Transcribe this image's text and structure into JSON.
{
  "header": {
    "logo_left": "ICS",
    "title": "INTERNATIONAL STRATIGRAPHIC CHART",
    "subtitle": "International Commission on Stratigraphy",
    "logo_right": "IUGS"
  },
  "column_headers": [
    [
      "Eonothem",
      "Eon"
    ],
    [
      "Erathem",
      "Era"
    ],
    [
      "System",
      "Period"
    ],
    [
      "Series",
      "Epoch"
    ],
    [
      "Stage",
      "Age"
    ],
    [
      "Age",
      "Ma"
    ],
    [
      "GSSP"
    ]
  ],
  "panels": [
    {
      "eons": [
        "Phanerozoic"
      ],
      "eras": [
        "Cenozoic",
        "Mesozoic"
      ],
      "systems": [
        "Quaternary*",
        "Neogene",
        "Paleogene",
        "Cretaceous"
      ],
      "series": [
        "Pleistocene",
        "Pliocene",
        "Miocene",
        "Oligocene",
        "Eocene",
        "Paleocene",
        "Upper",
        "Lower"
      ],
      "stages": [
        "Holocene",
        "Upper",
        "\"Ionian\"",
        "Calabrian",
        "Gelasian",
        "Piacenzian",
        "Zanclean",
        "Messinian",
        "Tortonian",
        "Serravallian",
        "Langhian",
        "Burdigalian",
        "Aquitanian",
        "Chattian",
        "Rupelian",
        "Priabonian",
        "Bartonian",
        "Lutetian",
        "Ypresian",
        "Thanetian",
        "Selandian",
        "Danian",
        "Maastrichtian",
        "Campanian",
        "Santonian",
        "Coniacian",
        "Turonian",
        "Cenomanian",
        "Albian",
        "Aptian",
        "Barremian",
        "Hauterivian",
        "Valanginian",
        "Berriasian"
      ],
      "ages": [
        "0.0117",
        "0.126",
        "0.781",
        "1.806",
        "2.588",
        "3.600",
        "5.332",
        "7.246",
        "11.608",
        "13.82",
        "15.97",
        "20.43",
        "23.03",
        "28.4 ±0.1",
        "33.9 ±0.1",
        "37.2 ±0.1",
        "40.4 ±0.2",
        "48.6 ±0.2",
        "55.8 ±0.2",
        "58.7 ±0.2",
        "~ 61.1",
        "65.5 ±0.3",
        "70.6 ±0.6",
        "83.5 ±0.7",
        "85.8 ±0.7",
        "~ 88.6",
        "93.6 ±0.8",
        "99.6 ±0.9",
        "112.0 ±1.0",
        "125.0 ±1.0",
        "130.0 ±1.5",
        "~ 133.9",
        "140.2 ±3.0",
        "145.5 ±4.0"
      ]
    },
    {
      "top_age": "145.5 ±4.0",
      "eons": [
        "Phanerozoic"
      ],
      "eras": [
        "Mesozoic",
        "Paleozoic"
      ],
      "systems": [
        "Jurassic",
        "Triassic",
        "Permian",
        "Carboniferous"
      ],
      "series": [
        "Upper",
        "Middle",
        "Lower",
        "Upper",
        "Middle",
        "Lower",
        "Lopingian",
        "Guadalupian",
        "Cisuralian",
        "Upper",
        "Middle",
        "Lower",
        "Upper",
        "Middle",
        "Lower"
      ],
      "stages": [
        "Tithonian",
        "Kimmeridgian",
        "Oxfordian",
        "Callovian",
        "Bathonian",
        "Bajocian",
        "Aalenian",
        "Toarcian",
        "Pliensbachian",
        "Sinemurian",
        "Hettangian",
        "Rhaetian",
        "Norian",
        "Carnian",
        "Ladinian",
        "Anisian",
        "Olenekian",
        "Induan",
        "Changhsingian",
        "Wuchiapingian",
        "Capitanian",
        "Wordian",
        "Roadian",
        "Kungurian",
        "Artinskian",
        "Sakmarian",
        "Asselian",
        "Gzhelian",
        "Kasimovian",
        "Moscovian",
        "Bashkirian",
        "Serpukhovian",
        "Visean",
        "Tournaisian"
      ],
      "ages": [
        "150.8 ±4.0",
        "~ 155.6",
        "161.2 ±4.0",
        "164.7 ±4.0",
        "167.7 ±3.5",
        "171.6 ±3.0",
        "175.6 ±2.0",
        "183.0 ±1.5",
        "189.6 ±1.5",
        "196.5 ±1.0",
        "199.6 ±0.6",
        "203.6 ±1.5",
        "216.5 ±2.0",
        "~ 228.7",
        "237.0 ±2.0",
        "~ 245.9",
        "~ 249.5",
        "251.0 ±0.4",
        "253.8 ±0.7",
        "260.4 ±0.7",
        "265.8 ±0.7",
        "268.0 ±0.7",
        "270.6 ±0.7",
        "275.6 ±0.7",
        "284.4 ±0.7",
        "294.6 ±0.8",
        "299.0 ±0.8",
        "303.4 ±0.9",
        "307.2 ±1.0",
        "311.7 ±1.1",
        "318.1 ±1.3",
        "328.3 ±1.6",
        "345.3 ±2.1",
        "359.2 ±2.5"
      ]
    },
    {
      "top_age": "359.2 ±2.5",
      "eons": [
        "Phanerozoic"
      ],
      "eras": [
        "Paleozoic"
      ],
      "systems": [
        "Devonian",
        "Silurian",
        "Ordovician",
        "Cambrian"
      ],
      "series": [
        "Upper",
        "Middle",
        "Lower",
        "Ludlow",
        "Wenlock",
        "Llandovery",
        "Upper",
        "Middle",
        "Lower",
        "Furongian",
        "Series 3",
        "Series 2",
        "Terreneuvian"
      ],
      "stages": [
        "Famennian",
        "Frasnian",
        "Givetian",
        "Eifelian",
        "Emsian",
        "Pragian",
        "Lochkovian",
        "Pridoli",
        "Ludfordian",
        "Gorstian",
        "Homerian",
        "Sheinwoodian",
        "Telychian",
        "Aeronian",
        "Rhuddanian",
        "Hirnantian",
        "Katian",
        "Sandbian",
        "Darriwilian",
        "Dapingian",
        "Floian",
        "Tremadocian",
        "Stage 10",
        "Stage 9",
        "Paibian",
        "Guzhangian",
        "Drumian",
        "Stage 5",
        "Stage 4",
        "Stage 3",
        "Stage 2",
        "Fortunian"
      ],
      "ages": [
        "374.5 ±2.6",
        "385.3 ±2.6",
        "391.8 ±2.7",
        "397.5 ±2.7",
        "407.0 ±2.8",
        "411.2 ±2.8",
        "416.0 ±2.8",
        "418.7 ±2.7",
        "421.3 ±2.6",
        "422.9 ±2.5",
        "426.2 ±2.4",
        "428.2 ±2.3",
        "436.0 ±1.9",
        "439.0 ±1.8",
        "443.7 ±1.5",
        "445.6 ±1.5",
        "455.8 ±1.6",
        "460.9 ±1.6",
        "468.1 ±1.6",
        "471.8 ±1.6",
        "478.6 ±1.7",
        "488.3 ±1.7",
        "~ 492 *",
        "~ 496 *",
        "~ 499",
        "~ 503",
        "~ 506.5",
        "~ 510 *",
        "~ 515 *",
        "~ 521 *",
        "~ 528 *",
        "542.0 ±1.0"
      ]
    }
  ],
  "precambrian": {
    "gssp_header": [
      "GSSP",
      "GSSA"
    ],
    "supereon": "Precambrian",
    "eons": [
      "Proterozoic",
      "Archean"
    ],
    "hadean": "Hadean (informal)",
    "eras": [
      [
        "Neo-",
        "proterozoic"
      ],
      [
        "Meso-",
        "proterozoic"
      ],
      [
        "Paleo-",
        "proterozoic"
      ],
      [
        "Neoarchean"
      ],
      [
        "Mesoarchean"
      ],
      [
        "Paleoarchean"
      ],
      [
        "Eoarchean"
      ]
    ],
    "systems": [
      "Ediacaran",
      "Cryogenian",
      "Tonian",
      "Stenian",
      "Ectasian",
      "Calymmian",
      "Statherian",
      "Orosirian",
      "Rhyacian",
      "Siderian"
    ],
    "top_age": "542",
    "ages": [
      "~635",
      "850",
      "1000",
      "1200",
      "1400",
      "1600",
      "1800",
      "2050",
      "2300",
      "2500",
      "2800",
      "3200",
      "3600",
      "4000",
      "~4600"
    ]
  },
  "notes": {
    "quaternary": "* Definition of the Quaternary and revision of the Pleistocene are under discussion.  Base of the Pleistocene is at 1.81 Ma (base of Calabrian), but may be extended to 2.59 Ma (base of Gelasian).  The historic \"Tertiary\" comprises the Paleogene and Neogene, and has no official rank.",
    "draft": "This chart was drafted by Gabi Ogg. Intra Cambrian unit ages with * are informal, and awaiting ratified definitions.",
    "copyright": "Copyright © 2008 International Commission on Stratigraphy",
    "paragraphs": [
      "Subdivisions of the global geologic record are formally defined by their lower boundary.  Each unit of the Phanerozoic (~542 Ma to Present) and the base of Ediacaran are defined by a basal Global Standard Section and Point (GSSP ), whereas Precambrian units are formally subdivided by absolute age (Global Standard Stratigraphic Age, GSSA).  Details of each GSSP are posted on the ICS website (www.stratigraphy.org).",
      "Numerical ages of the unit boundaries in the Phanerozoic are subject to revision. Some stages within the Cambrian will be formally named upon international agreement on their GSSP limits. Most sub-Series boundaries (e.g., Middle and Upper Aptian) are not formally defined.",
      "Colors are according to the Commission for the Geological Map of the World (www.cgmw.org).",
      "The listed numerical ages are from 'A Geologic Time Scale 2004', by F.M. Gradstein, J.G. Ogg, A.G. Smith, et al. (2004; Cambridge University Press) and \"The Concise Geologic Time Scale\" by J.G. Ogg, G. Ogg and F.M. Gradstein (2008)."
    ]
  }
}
· · · · · · ·
[What needs to be done]: In the records above, find each line that holds the word "informal"; copy all such lines.

[Complete output]:
    "hadean": "Hadean (informal)",
    "draft": "This chart was drafted by Gabi Ogg. Intra Cambrian unit ages with * are informal, and awaiting ratified definitions.",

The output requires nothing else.